(Stored items)
--- Start ---

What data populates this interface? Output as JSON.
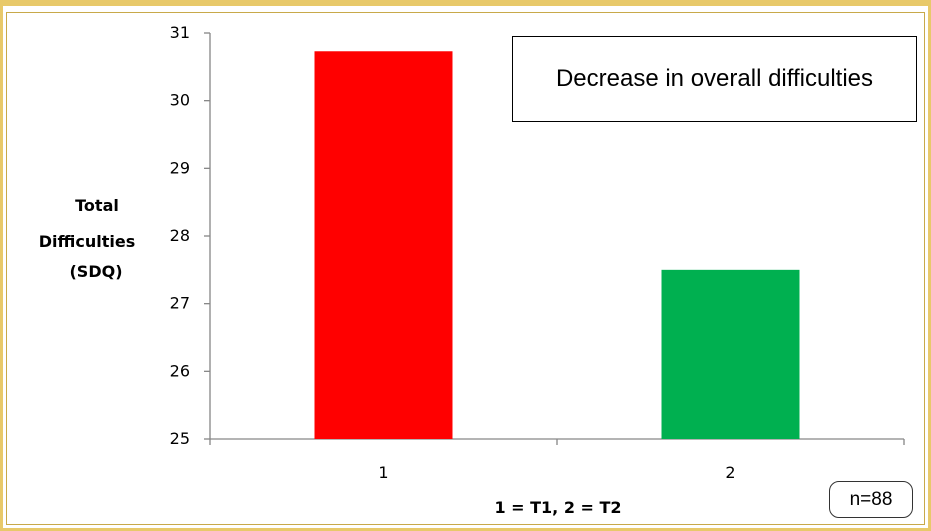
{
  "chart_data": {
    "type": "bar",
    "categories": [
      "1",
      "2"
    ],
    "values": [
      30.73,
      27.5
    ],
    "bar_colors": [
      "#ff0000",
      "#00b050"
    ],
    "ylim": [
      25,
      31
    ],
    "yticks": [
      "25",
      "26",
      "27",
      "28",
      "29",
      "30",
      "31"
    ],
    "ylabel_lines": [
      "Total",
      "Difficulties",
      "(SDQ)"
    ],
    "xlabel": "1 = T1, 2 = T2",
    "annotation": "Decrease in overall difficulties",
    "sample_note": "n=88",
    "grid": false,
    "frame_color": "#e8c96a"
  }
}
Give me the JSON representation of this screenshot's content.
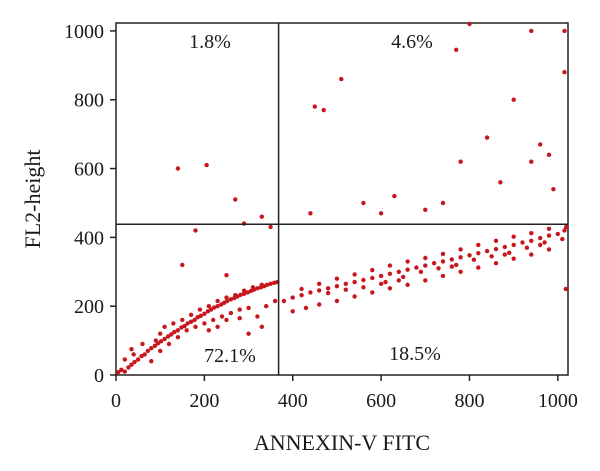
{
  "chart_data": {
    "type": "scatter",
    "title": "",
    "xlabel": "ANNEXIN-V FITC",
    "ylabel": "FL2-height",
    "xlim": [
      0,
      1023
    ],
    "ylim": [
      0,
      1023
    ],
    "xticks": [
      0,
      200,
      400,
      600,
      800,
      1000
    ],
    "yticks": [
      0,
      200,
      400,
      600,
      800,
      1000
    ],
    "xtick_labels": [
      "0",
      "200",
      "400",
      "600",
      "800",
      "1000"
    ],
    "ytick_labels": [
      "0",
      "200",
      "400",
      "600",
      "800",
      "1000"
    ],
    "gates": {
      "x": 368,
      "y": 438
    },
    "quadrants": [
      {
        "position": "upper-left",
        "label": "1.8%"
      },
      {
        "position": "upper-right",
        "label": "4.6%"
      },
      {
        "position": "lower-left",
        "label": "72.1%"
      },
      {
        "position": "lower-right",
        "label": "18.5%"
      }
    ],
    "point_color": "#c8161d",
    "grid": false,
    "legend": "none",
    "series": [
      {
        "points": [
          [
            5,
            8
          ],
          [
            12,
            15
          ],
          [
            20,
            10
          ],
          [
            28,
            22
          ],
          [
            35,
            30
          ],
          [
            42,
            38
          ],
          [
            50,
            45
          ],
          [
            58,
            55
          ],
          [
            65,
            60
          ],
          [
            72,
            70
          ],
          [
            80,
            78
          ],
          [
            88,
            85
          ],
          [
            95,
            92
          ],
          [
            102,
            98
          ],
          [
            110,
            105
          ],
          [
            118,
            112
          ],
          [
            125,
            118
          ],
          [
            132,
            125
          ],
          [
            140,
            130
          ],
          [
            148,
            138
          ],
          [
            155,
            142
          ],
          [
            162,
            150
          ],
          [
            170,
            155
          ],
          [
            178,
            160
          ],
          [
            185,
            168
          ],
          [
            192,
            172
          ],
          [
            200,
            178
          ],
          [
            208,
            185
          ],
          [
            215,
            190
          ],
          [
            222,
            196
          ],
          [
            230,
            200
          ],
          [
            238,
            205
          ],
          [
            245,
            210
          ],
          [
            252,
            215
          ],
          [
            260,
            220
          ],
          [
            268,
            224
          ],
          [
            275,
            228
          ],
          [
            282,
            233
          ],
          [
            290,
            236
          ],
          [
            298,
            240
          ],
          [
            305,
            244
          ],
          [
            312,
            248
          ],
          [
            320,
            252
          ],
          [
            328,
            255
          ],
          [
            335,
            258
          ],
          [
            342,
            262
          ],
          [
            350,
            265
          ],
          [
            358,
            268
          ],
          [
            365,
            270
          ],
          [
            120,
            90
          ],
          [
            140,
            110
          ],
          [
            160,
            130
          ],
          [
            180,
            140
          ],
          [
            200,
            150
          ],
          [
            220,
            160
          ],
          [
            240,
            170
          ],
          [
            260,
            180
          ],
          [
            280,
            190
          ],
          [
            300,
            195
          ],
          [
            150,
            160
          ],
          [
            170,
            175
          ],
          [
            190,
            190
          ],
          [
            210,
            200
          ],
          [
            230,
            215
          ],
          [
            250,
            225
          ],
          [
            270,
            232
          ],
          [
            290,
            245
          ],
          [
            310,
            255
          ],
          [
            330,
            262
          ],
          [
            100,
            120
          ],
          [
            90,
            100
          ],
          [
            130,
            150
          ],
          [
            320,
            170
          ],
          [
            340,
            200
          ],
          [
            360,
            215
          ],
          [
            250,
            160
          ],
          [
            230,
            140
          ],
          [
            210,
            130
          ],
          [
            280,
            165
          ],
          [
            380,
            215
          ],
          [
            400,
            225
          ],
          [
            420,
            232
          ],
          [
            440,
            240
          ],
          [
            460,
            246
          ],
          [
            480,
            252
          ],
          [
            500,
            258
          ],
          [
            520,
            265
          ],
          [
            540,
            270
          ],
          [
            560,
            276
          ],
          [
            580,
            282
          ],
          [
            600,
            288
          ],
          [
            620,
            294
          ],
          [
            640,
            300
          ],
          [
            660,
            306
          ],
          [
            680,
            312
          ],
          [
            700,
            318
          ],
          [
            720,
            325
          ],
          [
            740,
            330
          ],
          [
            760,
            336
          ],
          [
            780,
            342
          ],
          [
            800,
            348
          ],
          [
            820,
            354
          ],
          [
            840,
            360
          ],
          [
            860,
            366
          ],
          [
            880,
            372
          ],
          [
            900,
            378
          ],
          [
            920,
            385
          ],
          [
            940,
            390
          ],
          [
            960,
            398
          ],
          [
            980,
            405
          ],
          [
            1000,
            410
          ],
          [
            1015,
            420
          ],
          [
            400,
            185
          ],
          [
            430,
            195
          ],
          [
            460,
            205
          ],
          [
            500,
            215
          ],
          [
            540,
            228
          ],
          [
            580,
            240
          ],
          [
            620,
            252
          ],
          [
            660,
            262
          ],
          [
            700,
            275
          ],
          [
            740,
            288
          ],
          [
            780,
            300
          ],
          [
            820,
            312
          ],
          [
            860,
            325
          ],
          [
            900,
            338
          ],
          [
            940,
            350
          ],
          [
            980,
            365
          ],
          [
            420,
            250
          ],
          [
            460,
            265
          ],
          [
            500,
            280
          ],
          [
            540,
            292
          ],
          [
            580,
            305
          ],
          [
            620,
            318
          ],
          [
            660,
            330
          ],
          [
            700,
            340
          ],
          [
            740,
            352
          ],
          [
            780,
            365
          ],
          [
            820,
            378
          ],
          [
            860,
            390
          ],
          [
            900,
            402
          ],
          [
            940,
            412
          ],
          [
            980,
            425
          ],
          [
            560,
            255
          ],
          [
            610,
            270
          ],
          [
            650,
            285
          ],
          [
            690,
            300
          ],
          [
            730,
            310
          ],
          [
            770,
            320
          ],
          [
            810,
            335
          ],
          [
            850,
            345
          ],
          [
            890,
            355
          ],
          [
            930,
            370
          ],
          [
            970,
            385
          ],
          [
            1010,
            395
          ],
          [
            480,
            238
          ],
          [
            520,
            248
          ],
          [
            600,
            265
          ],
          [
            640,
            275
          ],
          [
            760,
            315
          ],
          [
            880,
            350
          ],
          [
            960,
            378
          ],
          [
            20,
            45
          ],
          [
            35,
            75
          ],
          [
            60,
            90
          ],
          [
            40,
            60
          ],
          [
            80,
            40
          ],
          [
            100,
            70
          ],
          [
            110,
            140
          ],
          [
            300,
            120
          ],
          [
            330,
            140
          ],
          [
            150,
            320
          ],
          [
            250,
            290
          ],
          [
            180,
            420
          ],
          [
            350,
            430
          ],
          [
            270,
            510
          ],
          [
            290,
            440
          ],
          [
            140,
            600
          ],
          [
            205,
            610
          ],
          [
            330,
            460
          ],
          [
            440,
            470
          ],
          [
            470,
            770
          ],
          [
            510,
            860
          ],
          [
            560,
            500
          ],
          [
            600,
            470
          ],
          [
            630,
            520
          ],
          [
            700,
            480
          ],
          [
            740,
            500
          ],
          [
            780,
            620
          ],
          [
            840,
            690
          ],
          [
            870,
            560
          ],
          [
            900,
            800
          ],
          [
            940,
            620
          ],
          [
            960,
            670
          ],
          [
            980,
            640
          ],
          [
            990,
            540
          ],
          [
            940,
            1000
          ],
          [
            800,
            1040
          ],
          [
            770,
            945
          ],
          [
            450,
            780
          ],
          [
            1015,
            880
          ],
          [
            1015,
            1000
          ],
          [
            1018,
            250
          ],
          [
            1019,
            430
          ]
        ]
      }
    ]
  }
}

--- End ---
--- Start ---

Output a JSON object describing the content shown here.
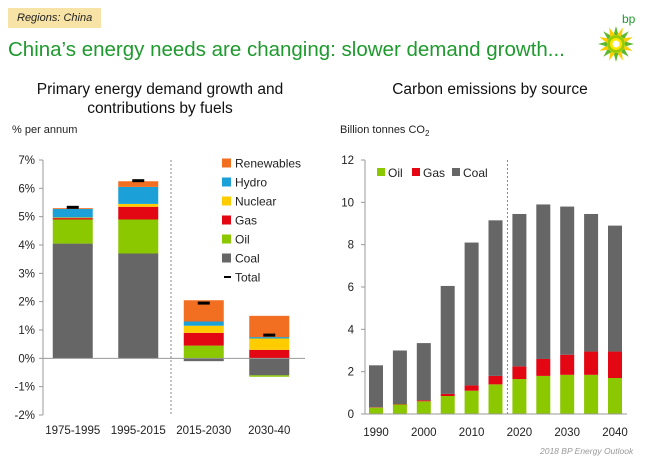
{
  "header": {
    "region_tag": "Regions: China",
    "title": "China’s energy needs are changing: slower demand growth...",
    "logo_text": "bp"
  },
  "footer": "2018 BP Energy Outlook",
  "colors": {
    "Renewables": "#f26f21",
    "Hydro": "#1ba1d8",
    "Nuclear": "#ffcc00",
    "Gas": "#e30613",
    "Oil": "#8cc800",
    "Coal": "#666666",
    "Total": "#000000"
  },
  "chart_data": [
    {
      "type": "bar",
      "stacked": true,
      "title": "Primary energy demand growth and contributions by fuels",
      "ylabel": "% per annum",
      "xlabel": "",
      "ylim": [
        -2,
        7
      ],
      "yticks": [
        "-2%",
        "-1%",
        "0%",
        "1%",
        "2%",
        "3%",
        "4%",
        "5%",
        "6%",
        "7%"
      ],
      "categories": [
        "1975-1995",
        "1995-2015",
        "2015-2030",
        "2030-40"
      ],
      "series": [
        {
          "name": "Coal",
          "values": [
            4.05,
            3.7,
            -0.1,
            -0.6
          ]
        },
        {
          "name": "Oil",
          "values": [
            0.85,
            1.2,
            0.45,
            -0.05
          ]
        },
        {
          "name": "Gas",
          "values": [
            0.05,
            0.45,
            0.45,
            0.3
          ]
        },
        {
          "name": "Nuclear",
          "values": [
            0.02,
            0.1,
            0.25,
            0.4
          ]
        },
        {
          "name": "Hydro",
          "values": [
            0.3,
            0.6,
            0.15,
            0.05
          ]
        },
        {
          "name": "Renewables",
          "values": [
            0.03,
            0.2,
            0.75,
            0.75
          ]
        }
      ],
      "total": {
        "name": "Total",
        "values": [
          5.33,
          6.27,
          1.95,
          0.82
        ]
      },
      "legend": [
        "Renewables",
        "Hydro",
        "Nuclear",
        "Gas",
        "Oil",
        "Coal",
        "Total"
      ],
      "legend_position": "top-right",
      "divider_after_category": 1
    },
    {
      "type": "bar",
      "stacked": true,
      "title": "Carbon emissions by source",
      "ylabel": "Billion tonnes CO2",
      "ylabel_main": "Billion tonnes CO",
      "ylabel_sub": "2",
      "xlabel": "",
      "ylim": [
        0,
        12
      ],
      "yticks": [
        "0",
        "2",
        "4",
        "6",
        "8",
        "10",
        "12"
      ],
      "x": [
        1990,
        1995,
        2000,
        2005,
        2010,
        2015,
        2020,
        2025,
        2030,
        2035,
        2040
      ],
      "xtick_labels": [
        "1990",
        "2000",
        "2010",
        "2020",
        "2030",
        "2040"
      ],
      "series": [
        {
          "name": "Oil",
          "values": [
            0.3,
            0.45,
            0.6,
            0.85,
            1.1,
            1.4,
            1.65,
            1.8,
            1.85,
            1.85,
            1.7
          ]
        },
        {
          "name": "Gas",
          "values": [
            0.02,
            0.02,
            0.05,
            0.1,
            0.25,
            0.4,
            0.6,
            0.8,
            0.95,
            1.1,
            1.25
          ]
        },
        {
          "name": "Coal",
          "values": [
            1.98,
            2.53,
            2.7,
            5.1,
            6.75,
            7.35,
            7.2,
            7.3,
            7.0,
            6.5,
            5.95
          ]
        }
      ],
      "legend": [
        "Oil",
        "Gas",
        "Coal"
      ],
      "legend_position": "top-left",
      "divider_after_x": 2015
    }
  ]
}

--- End ---
--- Start ---

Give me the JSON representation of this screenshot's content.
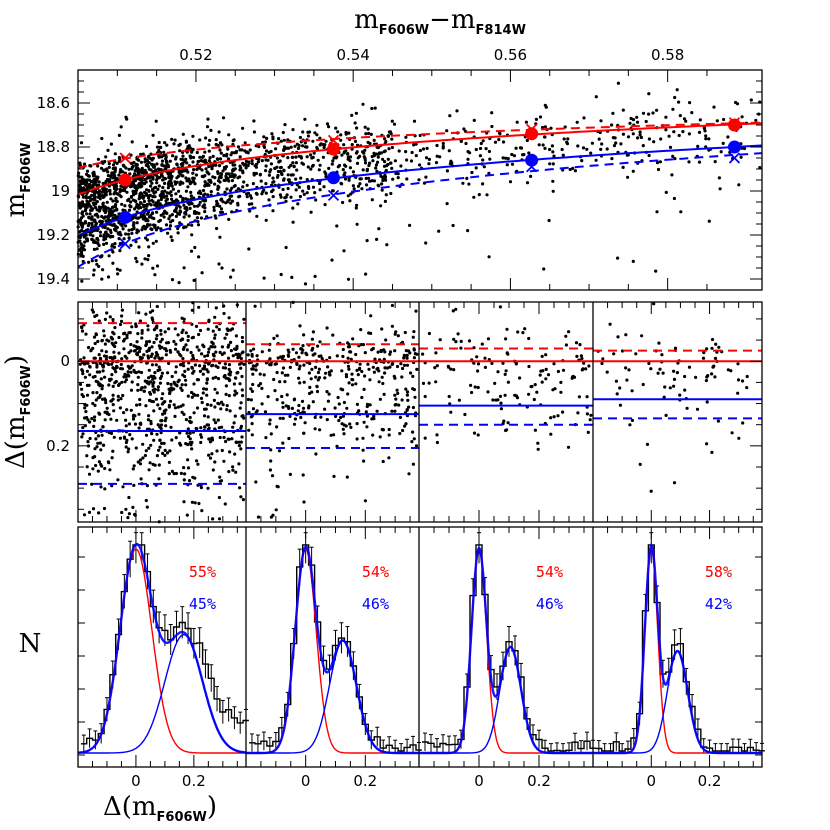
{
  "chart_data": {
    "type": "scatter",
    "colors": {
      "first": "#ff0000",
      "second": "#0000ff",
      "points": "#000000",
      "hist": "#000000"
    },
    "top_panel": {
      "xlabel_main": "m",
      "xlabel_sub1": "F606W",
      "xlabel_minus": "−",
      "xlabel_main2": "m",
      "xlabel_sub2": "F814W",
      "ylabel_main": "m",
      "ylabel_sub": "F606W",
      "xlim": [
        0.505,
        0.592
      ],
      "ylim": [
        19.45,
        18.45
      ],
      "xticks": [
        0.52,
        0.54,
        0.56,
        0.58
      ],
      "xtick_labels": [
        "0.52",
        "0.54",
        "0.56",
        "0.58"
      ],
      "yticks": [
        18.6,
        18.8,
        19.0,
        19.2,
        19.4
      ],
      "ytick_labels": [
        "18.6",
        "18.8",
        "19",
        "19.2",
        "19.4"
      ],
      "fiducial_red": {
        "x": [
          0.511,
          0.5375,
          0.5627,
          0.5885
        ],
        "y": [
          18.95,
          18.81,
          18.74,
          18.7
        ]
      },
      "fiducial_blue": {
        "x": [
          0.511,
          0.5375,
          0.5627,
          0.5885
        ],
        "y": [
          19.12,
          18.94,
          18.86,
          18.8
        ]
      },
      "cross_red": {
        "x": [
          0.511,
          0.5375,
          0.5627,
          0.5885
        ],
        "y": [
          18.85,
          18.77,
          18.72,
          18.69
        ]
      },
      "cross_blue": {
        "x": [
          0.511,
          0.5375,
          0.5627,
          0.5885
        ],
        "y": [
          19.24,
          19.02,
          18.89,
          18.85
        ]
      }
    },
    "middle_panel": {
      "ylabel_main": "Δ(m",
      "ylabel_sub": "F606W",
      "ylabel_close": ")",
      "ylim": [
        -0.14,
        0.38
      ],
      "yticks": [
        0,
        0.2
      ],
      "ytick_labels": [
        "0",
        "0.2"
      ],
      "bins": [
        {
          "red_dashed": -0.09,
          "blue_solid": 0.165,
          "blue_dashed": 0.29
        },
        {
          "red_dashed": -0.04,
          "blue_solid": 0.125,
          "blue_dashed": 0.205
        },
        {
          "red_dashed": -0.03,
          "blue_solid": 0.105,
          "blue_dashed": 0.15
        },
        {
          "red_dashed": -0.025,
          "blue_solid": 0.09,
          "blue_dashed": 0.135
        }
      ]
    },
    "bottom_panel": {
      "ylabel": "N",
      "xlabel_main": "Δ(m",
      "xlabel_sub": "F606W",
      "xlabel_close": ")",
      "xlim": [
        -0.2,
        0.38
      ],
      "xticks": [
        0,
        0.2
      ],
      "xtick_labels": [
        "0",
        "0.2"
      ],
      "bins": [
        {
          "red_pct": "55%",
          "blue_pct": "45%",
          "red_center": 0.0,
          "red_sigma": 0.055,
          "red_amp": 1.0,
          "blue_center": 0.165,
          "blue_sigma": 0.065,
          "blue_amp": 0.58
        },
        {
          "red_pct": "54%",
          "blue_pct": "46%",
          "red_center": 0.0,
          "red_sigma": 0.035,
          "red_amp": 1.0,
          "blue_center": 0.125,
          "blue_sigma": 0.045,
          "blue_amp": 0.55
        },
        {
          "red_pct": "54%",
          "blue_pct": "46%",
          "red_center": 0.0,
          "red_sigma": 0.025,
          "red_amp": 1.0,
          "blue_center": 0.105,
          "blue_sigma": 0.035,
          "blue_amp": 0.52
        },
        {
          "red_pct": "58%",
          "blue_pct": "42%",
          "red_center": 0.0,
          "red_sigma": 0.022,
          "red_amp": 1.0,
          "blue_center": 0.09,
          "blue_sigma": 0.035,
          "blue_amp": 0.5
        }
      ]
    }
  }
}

--- End ---

Goal of the exercise: Go through the records above and copy every line with the word "Renewables".

Reply to the task:
    "Renewables": "#f26f21",
          "name": "Renewables",
        "Renewables",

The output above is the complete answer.